-- begin --
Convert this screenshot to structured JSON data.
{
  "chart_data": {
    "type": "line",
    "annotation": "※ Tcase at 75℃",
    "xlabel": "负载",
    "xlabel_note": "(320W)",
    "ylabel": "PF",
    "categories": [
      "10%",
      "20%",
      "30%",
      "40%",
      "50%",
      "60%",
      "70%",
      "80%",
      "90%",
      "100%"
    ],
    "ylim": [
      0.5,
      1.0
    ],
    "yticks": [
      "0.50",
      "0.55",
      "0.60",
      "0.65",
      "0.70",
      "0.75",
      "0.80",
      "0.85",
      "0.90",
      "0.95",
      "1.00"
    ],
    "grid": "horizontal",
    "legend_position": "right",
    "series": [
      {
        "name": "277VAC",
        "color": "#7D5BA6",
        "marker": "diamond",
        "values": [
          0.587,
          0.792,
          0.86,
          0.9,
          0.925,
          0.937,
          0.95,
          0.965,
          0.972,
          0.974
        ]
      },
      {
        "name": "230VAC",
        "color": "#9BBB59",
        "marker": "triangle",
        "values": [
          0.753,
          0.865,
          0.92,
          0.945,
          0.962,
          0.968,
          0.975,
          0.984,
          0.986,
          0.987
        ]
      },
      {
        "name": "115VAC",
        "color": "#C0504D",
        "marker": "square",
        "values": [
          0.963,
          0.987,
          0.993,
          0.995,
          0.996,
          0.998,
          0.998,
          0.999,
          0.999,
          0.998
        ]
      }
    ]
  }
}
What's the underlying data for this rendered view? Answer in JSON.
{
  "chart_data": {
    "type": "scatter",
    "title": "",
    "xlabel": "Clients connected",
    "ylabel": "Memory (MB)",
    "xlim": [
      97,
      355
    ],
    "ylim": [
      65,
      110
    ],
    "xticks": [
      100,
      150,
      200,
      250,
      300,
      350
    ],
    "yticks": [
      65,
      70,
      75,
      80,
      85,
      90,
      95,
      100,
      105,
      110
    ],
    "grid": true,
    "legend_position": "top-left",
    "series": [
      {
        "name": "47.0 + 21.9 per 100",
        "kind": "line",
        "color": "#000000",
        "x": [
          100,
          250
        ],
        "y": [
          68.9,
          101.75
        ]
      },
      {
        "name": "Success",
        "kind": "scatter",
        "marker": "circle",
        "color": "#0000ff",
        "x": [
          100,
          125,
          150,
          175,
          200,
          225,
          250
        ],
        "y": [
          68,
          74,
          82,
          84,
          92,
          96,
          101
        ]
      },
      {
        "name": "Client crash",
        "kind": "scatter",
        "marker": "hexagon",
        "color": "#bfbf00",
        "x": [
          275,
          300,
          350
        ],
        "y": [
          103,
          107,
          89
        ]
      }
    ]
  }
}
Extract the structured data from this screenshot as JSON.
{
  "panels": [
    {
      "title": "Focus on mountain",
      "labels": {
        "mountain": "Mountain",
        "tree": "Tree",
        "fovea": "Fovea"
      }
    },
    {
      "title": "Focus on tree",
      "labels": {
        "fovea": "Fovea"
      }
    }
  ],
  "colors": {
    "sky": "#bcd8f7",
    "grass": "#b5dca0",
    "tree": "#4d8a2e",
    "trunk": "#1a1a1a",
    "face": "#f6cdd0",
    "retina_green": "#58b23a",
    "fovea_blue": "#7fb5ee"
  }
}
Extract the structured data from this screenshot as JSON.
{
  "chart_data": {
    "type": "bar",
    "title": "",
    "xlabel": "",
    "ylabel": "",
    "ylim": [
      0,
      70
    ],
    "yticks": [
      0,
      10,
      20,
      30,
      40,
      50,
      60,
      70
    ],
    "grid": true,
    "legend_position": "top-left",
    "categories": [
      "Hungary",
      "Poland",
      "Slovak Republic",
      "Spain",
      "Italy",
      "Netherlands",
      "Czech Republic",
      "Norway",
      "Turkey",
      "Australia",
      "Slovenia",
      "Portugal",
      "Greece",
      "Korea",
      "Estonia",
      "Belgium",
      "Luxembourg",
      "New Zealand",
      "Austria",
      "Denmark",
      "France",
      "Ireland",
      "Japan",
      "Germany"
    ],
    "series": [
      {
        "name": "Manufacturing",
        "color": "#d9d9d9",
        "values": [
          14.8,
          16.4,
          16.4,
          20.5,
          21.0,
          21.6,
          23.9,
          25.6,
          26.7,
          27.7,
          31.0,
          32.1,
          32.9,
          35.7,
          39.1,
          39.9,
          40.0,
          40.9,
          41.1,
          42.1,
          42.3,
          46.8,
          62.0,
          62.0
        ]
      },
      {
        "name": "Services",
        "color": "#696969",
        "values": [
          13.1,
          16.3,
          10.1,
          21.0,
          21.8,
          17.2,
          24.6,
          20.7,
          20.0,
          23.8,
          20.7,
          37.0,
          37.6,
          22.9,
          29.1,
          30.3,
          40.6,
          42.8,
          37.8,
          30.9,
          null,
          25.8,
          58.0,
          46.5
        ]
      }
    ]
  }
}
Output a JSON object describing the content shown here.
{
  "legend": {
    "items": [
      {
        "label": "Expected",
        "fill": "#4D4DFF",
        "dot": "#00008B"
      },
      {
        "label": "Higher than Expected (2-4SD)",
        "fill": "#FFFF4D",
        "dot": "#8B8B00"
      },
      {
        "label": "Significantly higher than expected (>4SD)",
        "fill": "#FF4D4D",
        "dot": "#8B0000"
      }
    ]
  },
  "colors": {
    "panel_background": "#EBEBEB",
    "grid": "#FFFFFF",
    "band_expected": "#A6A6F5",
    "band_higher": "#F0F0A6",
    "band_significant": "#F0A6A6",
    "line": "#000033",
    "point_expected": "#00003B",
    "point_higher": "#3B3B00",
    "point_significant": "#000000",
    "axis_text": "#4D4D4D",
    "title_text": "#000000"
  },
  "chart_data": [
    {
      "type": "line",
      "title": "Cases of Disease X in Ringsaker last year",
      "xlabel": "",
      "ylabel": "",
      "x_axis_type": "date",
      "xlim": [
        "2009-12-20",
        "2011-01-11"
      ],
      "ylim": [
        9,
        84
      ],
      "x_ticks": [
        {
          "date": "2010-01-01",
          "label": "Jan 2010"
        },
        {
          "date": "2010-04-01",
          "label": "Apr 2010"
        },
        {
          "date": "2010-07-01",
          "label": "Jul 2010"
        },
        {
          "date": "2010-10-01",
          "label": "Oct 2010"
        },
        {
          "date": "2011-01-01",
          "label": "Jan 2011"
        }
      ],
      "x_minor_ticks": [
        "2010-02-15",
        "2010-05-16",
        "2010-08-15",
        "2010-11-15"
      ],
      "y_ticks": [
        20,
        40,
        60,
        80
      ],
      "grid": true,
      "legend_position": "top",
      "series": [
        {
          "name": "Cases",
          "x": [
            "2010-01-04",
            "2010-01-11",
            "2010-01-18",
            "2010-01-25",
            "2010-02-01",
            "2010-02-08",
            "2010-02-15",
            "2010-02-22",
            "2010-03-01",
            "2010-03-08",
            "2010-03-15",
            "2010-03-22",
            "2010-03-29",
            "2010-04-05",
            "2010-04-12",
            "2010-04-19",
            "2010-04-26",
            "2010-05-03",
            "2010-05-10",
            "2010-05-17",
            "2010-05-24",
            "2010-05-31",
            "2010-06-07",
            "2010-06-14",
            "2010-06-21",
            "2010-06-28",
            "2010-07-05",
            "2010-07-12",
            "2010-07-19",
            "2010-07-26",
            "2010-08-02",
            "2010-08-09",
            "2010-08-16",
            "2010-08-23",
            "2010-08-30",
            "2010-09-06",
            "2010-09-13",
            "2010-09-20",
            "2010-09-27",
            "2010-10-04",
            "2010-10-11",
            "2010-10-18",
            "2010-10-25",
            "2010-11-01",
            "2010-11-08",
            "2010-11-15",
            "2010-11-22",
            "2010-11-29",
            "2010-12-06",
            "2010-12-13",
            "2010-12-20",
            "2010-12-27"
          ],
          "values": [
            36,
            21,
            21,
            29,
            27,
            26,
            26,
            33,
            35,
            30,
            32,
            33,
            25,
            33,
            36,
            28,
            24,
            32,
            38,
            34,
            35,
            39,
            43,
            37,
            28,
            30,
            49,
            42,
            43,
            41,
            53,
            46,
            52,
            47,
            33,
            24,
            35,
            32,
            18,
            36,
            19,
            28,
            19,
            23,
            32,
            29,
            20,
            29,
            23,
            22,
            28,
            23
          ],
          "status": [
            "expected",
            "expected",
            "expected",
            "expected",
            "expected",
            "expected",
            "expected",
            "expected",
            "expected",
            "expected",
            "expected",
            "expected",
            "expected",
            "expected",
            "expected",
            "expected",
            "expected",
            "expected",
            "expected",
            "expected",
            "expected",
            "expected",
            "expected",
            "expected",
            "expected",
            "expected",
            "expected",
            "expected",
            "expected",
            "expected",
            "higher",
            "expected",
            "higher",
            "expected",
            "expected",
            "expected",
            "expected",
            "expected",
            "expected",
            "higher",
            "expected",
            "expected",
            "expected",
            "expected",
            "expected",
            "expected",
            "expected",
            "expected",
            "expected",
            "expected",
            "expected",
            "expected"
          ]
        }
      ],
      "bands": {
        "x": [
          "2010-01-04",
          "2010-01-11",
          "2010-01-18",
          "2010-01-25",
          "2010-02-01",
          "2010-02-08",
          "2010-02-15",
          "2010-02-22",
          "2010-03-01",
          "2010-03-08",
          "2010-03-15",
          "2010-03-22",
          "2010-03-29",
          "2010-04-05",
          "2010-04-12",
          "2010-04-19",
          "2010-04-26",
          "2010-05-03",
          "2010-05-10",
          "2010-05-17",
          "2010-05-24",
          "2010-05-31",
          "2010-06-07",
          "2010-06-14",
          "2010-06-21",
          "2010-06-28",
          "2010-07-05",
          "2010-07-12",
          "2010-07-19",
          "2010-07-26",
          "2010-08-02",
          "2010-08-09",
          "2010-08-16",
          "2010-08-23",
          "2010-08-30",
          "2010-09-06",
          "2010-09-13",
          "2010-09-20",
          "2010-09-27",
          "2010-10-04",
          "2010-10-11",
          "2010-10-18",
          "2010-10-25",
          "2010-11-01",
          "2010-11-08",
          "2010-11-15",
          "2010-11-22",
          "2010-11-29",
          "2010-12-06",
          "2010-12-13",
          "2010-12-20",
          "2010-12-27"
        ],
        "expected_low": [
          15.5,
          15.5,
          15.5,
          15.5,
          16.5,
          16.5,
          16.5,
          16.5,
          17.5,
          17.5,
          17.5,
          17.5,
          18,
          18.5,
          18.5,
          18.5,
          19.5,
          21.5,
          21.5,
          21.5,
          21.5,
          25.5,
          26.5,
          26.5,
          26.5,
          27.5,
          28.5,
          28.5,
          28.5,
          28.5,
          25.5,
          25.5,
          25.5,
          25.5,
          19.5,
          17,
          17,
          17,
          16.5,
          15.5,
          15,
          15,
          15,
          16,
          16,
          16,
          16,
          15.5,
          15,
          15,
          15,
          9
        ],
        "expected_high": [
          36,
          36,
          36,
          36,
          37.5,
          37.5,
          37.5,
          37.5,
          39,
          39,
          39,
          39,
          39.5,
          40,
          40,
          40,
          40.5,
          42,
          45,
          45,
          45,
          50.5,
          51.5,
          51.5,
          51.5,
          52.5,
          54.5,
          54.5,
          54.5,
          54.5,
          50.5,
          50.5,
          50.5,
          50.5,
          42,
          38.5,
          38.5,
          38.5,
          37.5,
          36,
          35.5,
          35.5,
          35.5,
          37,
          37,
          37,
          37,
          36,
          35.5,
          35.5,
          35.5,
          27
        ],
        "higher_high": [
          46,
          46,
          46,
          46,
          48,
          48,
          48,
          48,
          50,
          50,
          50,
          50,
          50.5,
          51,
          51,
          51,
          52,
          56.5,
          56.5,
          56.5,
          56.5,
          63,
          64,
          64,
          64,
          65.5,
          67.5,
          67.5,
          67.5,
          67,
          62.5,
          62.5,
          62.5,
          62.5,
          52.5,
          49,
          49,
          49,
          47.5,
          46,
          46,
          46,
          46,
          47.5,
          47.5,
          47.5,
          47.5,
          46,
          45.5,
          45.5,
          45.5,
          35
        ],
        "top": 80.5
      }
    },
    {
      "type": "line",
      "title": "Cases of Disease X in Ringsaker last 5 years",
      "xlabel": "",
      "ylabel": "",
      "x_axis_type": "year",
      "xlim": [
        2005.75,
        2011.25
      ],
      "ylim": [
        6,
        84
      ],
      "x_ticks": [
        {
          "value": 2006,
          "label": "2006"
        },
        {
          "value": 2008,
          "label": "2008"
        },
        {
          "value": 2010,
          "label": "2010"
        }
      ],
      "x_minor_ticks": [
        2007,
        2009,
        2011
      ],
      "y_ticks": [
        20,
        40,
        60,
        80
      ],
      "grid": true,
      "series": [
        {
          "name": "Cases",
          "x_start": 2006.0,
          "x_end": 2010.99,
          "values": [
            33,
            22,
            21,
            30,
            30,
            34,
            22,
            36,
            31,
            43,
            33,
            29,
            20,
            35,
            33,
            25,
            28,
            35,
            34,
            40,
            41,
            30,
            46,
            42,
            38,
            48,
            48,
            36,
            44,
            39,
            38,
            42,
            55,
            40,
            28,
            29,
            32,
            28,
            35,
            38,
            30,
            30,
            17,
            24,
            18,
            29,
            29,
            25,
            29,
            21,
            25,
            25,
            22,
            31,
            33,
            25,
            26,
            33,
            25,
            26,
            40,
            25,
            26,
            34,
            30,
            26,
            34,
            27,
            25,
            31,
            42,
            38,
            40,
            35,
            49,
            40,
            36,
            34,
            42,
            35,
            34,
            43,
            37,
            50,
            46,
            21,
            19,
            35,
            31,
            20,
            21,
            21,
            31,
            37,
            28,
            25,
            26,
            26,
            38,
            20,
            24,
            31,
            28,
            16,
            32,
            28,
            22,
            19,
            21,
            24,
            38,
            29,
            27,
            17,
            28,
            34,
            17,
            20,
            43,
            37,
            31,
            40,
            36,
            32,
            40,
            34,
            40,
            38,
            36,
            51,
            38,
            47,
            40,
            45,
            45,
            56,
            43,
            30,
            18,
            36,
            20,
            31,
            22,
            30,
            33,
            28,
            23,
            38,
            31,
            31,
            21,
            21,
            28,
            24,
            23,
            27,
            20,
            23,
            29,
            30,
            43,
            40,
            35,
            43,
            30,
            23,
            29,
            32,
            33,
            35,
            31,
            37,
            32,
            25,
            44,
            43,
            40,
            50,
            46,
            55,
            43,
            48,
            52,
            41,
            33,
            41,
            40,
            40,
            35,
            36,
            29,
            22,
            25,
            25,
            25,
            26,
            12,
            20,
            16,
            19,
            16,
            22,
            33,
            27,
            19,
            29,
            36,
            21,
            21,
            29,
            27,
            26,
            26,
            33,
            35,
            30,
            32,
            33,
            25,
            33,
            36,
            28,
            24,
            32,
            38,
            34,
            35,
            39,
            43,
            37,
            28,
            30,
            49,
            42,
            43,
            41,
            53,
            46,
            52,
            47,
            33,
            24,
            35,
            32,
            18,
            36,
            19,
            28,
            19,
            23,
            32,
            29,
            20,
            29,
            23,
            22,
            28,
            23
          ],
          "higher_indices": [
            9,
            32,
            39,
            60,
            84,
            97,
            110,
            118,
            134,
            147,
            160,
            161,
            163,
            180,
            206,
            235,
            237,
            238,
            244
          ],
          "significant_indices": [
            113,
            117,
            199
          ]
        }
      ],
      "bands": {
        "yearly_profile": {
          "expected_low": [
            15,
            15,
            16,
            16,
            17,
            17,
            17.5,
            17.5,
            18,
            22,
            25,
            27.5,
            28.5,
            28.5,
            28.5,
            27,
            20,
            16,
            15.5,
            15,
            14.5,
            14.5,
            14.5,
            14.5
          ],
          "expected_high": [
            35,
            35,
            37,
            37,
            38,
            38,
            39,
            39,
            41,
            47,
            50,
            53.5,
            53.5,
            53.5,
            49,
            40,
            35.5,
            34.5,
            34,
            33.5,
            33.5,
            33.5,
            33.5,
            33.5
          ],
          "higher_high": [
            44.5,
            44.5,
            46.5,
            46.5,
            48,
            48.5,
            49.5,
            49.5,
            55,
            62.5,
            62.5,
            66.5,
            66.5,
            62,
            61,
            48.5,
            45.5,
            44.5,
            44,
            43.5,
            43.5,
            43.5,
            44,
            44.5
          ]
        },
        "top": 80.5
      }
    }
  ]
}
-- end --
### What is needed
Filter the entries down to the lines containing "Cases". Copy each of those lines.

### Output of the task
      "title": "Cases of Disease X in Ringsaker last year",
          "name": "Cases",
      "title": "Cases of Disease X in Ringsaker last 5 years",
          "name": "Cases",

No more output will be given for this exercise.